● **Task requirements**
Arrange the part of the records that opens with the line containing "staticText: 133.9700 bbox=[468, 710, 571, 743]" and closes with the line containing "staticText: 2025-10-05 07:29:09" as a numbered list, omitting any blank lines. Include both of those lines and nothing outside them.

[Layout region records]
# # # #

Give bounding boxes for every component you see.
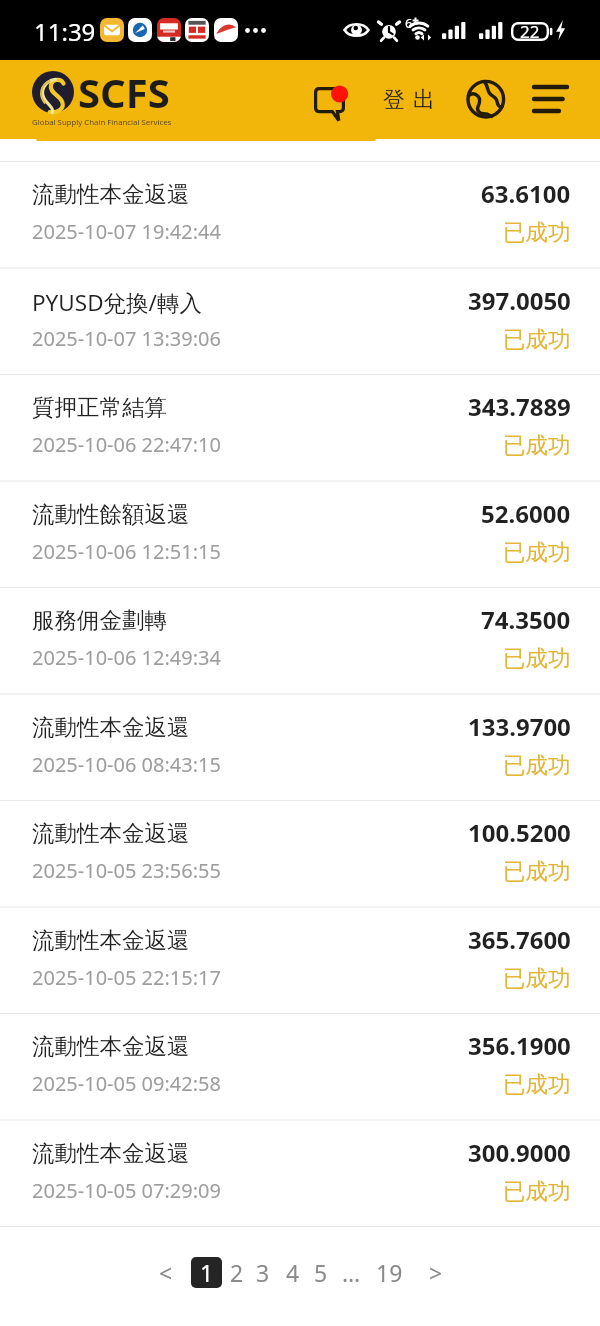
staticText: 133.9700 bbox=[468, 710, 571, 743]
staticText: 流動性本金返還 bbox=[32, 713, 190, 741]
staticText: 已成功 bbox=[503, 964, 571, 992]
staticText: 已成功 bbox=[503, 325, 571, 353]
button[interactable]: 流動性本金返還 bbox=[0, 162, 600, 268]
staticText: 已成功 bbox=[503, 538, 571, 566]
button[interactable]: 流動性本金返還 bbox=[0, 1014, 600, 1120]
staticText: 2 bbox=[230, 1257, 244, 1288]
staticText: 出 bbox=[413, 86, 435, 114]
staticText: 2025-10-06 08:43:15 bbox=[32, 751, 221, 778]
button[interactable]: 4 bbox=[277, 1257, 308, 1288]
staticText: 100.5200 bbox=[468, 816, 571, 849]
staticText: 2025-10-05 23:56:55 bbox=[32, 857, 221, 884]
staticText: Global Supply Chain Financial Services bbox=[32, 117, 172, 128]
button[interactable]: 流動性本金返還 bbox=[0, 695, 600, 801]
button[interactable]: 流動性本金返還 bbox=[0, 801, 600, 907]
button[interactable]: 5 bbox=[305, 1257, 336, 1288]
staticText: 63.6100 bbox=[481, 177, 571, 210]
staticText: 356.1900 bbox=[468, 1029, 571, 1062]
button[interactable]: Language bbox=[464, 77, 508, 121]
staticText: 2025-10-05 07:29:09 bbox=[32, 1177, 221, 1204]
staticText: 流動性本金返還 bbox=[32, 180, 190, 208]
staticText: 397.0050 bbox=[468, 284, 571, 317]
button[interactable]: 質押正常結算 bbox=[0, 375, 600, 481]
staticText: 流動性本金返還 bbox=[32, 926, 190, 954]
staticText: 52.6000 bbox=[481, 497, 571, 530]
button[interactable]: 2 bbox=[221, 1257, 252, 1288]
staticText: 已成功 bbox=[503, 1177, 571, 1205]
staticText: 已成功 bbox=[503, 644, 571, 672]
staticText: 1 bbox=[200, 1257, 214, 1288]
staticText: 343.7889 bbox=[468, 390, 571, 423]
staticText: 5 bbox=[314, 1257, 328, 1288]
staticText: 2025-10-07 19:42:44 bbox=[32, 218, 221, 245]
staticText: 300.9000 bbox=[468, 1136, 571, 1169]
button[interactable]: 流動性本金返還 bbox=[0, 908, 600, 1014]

# # # #

● **Solution to this task**
1. staticText: 133.9700 bbox=[468, 710, 571, 743]
2. staticText: 流動性本金返還 bbox=[32, 713, 190, 741]
3. staticText: 已成功 bbox=[503, 964, 571, 992]
4. staticText: 已成功 bbox=[503, 325, 571, 353]
5. button[interactable]: 流動性本金返還 bbox=[0, 162, 600, 268]
6. staticText: 已成功 bbox=[503, 538, 571, 566]
7. button[interactable]: 流動性本金返還 bbox=[0, 1014, 600, 1120]
8. staticText: 2 bbox=[230, 1257, 244, 1288]
9. staticText: 出 bbox=[413, 86, 435, 114]
10. staticText: 2025-10-06 08:43:15 bbox=[32, 751, 221, 778]
11. button[interactable]: 4 bbox=[277, 1257, 308, 1288]
12. staticText: 100.5200 bbox=[468, 816, 571, 849]
13. staticText: 2025-10-05 23:56:55 bbox=[32, 857, 221, 884]
14. staticText: Global Supply Chain Financial Services bbox=[32, 117, 172, 128]
15. button[interactable]: 流動性本金返還 bbox=[0, 695, 600, 801]
16. button[interactable]: 流動性本金返還 bbox=[0, 801, 600, 907]
17. button[interactable]: 5 bbox=[305, 1257, 336, 1288]
18. staticText: 63.6100 bbox=[481, 177, 571, 210]
19. staticText: 356.1900 bbox=[468, 1029, 571, 1062]
20. button[interactable]: Language bbox=[464, 77, 508, 121]
21. staticText: 2025-10-05 07:29:09 bbox=[32, 1177, 221, 1204]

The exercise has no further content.